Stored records
────────────────────

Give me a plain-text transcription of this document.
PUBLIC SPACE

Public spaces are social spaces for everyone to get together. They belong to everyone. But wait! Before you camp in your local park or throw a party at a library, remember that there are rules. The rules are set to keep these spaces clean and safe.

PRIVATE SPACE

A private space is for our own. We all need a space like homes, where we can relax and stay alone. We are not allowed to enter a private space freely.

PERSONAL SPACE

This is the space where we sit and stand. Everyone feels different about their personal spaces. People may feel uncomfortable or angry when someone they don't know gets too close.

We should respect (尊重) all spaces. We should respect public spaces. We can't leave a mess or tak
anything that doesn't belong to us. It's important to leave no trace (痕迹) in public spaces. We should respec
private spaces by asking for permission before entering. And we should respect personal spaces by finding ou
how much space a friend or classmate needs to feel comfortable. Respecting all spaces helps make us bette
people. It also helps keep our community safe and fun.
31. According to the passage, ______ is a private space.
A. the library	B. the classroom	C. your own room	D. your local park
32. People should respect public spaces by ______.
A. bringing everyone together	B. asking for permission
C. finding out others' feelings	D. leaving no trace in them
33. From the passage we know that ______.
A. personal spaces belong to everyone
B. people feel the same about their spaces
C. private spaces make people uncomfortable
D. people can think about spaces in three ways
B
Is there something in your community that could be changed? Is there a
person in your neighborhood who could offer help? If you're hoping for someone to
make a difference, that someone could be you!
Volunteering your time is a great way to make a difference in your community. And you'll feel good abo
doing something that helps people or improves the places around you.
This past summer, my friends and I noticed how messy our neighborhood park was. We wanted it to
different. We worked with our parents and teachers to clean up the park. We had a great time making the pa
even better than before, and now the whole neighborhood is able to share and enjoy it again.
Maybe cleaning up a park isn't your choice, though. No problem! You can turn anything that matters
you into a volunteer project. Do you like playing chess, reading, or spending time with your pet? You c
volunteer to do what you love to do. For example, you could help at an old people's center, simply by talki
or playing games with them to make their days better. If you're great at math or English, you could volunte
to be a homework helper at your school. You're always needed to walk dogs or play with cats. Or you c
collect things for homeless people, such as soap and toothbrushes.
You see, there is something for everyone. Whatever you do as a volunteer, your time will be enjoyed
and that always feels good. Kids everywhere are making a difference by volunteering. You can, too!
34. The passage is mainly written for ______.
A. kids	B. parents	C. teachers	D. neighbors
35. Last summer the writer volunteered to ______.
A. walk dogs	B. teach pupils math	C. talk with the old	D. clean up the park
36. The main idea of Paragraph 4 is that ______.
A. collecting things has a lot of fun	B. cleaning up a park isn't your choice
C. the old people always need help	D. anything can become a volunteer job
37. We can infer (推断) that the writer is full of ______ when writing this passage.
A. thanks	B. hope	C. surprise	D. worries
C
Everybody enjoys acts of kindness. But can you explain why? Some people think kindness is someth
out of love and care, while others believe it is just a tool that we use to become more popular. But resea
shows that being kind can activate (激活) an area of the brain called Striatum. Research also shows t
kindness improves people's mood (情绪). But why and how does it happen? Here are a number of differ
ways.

────────────────────

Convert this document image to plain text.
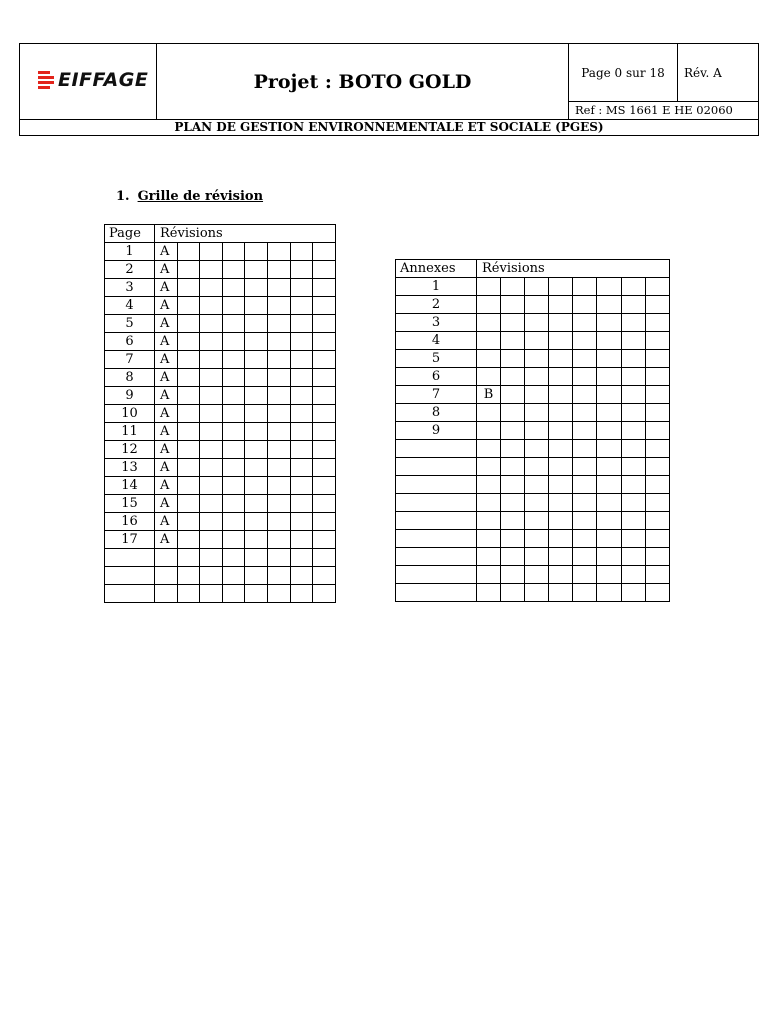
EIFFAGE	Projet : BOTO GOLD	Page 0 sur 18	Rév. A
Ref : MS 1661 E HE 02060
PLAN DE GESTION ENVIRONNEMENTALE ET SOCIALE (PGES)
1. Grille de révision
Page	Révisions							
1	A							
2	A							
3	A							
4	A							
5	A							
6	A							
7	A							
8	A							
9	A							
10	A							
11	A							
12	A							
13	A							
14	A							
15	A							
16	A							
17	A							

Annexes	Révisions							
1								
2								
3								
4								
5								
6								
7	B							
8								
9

────────────────────

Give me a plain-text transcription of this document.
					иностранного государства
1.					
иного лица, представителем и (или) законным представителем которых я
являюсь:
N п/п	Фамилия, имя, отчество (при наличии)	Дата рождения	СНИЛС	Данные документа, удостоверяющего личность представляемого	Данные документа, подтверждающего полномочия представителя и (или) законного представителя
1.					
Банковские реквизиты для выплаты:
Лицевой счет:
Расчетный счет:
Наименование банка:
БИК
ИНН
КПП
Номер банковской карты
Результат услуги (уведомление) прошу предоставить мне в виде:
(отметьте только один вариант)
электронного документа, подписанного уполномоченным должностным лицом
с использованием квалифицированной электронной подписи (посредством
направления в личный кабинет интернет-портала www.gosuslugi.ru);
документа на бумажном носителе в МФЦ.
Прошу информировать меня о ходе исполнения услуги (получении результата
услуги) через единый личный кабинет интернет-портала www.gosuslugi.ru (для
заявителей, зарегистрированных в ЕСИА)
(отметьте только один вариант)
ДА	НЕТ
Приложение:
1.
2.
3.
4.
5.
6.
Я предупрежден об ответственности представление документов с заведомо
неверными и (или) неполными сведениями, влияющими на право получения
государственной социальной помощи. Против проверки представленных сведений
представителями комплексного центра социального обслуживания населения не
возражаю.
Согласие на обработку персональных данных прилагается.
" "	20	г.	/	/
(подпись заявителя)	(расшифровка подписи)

────────────────────

To be done ▸ Your task is to pick out every line with the string "their" and copy it.

Output of the exercise ▸
This is the space where we sit and stand. Everyone feels different about their personal spaces. People may feel uncomfortable or angry when someone they don't know gets too close.
B. people feel the same about their spaces
or playing games with them to make their days better. If you're great at math or English, you could volunte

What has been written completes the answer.